**GOAL OF THE EXERCISE**
Of the lines listed below, how many contain the string "JSON"? Answer with the number alone.
[START OF RECORDS SUPPLIED]
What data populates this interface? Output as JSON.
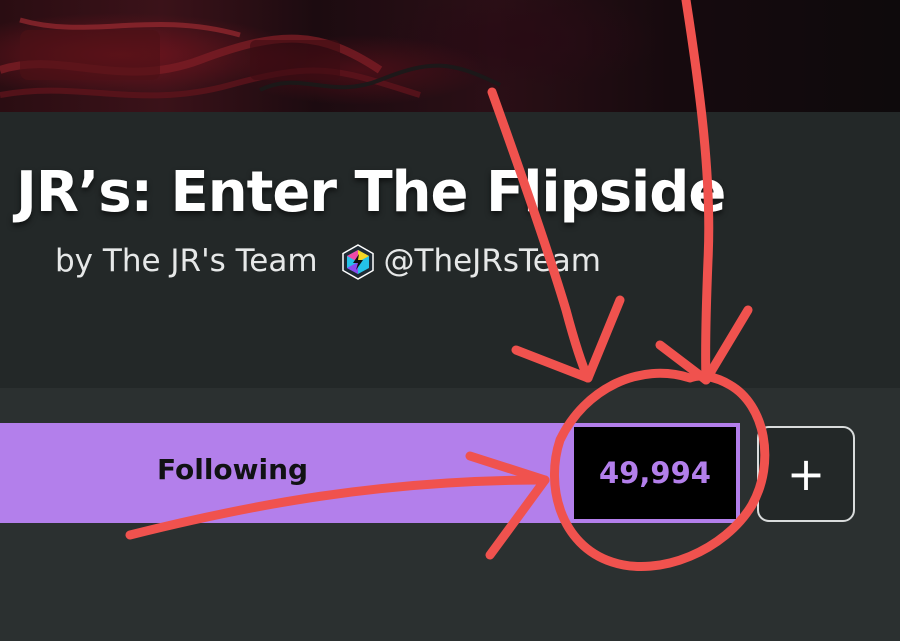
{
  "game": {
    "title": "JR’s: Enter The Flipside",
    "by_text": "by The JR's Team",
    "handle": "@TheJRsTeam"
  },
  "follow": {
    "label": "Following",
    "count": "49,994",
    "add_label": "+"
  },
  "colors": {
    "accent_purple": "#b37feb",
    "panel_dark": "#232828",
    "annotation_red": "#f0524e"
  },
  "icons": {
    "verified_badge": "verified-badge-icon",
    "add": "plus-icon"
  }
}
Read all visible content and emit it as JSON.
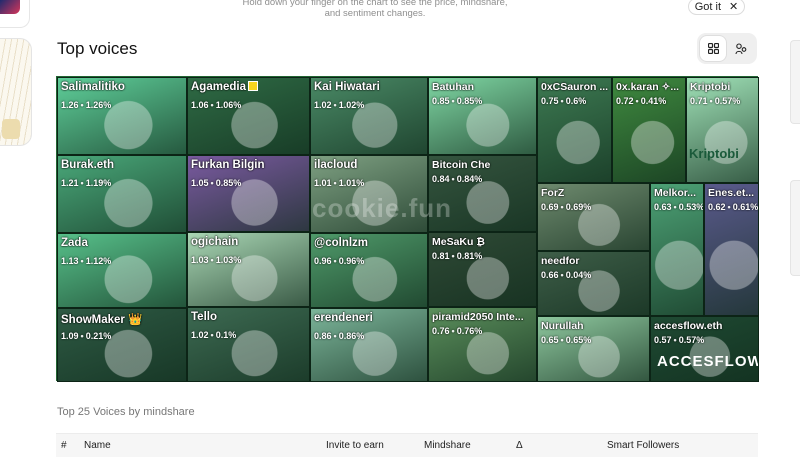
{
  "hint": {
    "line1": "Hold down your finger on the chart to see the price, mindshare,",
    "line2": "and sentiment changes."
  },
  "got_it": {
    "label": "Got it",
    "close_glyph": "✕"
  },
  "section_title": "Top voices",
  "view_toggle": {
    "grid_icon": "grid-icon",
    "people_icon": "people-icon"
  },
  "treemap": {
    "watermark": "cookie.fun",
    "tiles": [
      {
        "name": "Salimalitiko",
        "value": "1.26",
        "change": "1.26%",
        "color": "#5fcf9a"
      },
      {
        "name": "Agamedia",
        "value": "1.06",
        "change": "1.06%",
        "color": "#2f6b45",
        "badge": "yellow-square"
      },
      {
        "name": "Kai Hiwatari",
        "value": "1.02",
        "change": "1.02%",
        "color": "#4a8a66"
      },
      {
        "name": "Batuhan",
        "value": "0.85",
        "change": "0.85%",
        "color": "#7fd6a3"
      },
      {
        "name": "0xCSauron ...",
        "value": "0.75",
        "change": "0.6%",
        "color": "#3d7a52"
      },
      {
        "name": "0x.karan ✧...",
        "value": "0.72",
        "change": "0.41%",
        "color": "#3f8a3f"
      },
      {
        "name": "Kriptobi",
        "value": "0.71",
        "change": "0.57%",
        "color": "#9fe0b6",
        "logo_text": "Kriptobi"
      },
      {
        "name": "Burak.eth",
        "value": "1.21",
        "change": "1.19%",
        "color": "#4aa87a"
      },
      {
        "name": "Furkan Bilgin",
        "value": "1.05",
        "change": "0.85%",
        "color": "#7a5aa0"
      },
      {
        "name": "ilacloud",
        "value": "1.01",
        "change": "1.01%",
        "color": "#7ea082"
      },
      {
        "name": "Bitcoin Che",
        "value": "0.84",
        "change": "0.84%",
        "color": "#35553f"
      },
      {
        "name": "ForZ",
        "value": "0.69",
        "change": "0.69%",
        "color": "#6e8a6e"
      },
      {
        "name": "Melkor...",
        "value": "0.63",
        "change": "0.53%",
        "color": "#4da276"
      },
      {
        "name": "Enes.et...",
        "value": "0.62",
        "change": "0.61%",
        "color": "#5a5a8c"
      },
      {
        "name": "Zada",
        "value": "1.13",
        "change": "1.12%",
        "color": "#57c08a"
      },
      {
        "name": "ogichain",
        "value": "1.03",
        "change": "1.03%",
        "color": "#a9d6b4"
      },
      {
        "name": "@colnlzm",
        "value": "0.96",
        "change": "0.96%",
        "color": "#4f9a6a"
      },
      {
        "name": "MeSaKu ₿",
        "value": "0.81",
        "change": "0.81%",
        "color": "#2f4a36"
      },
      {
        "name": "needfor",
        "value": "0.66",
        "change": "0.04%",
        "color": "#3e5e48"
      },
      {
        "name": "ShowMaker 👑",
        "value": "1.09",
        "change": "0.21%",
        "color": "#2e5a44"
      },
      {
        "name": "Tello",
        "value": "1.02",
        "change": "0.1%",
        "color": "#3d6a52"
      },
      {
        "name": "erendeneri",
        "value": "0.86",
        "change": "0.86%",
        "color": "#7cb59a"
      },
      {
        "name": "piramid2050 Inte...",
        "value": "0.76",
        "change": "0.76%",
        "color": "#5b8f5c"
      },
      {
        "name": "Nurullah",
        "value": "0.65",
        "change": "0.65%",
        "color": "#8ec79e"
      },
      {
        "name": "accesflow.eth",
        "value": "0.57",
        "change": "0.57%",
        "color": "#1f4a33",
        "logo_text": "ACCESFLOW"
      }
    ]
  },
  "table": {
    "caption": "Top 25 Voices by mindshare",
    "columns": [
      "#",
      "Name",
      "Invite to earn",
      "Mindshare",
      "Δ",
      "Smart Followers"
    ]
  }
}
[END OF RECORDS SUPPLIED]
**WORKED ANSWER**
2